STATED TASK: Starting with the line with "y-tick-label: ८० <box>53 77 68 93</box>" and going on through the line with "primary-point <box>212 164 223 175</box>", rewrite those rows with "alt-point" substituted for each "secondary-point" and everything else left unchanged.

(Listings of boxed layout items)
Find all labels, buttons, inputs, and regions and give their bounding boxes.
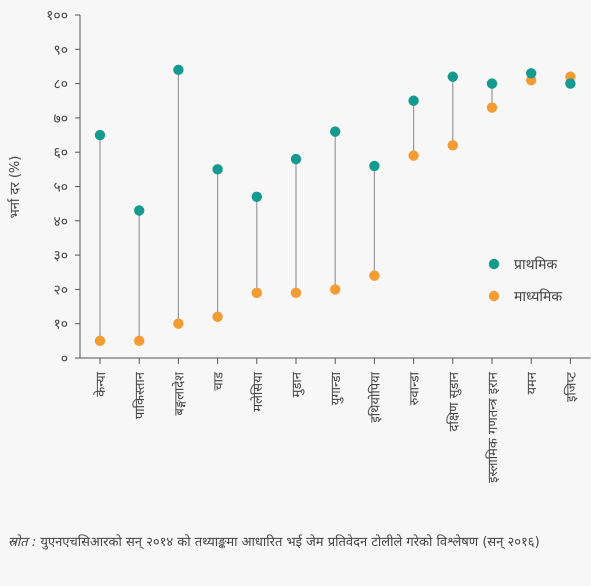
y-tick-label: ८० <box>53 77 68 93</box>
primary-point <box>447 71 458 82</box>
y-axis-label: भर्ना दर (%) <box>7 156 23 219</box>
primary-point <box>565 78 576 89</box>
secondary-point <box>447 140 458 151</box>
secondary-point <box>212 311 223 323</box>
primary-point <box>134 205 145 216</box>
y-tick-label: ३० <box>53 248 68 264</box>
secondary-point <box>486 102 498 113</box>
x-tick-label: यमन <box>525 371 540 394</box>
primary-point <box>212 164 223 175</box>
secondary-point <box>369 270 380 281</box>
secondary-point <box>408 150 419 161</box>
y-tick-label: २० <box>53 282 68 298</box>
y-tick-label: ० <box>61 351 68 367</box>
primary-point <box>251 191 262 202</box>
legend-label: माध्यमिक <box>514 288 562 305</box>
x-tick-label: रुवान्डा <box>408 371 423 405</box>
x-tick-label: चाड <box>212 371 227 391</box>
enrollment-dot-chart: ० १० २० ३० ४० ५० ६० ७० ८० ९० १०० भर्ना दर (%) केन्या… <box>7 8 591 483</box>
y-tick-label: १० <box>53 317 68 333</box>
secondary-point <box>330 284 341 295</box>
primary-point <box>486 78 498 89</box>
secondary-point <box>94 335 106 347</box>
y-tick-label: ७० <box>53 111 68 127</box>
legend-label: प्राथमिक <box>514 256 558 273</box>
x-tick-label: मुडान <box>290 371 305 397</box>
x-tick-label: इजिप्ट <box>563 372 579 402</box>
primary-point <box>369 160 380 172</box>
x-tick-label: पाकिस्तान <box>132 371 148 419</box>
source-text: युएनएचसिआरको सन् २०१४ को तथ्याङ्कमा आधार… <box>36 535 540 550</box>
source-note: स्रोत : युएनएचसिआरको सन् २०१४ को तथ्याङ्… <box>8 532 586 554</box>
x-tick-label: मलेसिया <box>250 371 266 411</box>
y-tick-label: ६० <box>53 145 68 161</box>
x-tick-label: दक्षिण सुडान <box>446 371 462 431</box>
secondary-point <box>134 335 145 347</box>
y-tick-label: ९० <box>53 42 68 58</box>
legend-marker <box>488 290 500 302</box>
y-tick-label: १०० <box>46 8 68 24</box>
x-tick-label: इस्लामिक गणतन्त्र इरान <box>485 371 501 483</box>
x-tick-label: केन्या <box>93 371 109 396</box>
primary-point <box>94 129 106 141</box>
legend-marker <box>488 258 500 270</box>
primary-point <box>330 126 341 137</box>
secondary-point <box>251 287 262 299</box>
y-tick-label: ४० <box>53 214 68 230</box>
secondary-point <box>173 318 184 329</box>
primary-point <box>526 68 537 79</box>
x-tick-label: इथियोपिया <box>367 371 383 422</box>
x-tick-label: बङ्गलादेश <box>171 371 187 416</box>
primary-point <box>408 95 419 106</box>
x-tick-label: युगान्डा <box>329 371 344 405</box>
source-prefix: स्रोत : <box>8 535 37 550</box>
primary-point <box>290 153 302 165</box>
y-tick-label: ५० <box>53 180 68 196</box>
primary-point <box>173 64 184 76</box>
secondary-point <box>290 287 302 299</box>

---

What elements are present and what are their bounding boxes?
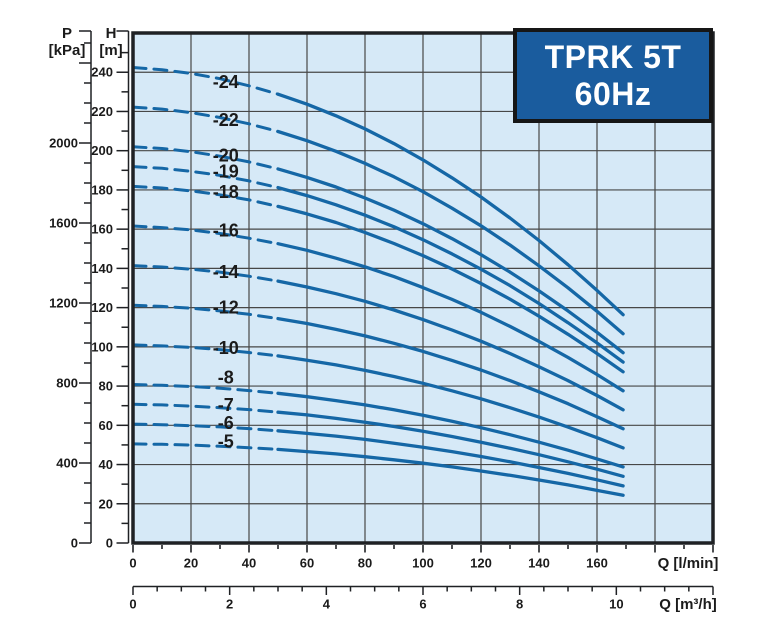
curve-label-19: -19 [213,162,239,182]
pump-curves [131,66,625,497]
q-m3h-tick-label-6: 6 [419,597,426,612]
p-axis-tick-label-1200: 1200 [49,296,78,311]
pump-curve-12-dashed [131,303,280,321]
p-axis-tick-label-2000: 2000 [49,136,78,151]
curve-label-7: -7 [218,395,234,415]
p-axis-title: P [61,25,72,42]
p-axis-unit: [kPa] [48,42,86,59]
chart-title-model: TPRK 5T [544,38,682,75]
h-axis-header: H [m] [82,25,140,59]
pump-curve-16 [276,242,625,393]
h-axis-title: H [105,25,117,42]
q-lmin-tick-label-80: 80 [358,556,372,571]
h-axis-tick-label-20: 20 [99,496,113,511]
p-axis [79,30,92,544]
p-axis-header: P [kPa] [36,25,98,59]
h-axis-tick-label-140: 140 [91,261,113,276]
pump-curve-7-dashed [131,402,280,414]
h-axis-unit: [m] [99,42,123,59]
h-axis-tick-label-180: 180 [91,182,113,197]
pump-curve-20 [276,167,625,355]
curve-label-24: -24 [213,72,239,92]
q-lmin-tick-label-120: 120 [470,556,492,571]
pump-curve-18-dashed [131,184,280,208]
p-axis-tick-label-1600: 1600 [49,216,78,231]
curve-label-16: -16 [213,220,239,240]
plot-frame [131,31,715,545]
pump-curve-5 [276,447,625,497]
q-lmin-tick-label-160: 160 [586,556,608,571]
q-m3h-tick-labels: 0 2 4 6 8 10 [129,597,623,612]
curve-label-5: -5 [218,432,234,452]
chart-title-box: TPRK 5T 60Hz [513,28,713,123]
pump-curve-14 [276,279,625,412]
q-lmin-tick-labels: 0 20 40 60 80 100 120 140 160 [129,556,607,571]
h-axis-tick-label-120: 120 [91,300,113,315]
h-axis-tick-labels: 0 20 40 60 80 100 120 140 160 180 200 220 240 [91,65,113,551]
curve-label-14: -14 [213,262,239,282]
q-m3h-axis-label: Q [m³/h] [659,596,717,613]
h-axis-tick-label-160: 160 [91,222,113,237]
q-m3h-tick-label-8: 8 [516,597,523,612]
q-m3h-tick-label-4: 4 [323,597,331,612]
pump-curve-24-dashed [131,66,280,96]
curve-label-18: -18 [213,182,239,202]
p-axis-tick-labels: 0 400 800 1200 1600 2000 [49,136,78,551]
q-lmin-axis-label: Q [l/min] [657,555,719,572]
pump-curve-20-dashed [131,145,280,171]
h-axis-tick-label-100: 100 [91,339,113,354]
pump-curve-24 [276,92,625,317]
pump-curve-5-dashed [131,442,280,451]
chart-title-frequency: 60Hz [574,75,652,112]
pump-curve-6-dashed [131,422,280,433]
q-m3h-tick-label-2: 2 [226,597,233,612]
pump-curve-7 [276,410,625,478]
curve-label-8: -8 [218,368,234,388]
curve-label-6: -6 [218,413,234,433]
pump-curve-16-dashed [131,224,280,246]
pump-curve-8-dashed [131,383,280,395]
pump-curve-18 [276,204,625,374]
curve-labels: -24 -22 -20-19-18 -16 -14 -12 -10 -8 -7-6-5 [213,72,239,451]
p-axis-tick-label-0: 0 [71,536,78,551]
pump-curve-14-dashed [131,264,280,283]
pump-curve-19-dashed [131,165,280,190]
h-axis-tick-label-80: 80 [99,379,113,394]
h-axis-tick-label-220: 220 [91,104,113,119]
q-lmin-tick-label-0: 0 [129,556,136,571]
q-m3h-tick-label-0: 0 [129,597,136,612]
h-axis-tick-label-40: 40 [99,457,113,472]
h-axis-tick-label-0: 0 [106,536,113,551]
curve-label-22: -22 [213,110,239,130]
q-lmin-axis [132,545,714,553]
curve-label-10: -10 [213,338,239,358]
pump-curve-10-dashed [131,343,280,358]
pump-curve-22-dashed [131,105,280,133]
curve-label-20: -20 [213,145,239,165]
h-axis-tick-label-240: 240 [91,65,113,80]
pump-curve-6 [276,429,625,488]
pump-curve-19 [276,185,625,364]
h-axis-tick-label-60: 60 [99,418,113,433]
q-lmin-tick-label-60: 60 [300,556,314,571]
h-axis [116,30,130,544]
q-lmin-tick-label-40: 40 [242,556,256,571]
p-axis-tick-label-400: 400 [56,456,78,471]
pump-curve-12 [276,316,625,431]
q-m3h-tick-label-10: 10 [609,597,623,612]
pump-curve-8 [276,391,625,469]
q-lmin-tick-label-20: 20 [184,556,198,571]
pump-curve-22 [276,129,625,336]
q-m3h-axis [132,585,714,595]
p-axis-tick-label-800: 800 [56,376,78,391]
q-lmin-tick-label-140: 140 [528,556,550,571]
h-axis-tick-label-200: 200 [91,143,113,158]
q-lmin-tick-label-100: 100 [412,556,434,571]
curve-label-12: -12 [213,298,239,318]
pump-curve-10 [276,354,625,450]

TASK ANSWER:
y-tick-label: ८० <box>53 77 68 93</box>
primary-point <box>447 71 458 82</box>
y-axis-label: भर्ना दर (%) <box>7 156 23 219</box>
primary-point <box>565 78 576 89</box>
alt-point <box>447 140 458 151</box>
alt-point <box>212 311 223 323</box>
primary-point <box>134 205 145 216</box>
y-tick-label: ३० <box>53 248 68 264</box>
alt-point <box>486 102 498 113</box>
x-tick-label: यमन <box>525 371 540 394</box>
primary-point <box>212 164 223 175</box>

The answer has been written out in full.